───── Dataset content

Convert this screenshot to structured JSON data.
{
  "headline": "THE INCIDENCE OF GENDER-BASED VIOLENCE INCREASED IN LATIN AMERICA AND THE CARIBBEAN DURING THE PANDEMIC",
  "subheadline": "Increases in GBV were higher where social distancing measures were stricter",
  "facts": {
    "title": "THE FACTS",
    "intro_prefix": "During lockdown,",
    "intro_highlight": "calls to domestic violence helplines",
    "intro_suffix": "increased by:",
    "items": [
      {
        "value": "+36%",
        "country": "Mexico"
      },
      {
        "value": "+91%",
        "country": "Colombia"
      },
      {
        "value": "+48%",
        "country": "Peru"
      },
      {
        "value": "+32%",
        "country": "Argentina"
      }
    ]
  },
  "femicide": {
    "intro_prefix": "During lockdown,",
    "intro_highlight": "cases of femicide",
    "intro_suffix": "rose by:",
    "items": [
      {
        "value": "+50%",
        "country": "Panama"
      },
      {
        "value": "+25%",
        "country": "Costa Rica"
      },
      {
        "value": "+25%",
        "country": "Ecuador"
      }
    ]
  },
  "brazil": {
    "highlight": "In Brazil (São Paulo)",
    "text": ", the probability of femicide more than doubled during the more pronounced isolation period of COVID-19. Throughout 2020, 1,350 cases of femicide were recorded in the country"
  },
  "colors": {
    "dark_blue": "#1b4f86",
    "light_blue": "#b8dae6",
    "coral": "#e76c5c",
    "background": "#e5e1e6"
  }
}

──────────

Stated problem: Search the entries for the word "were" and gather every line where it appears.

Solved exercise:
  "subheadline": "Increases in GBV were higher where social distancing measures were stricter",
    "text": ", the probability of femicide more than doubled during the more pronounced isolation period of COVID-19. Throughout 2020, 1,350 cases of femicide were recorded in the country"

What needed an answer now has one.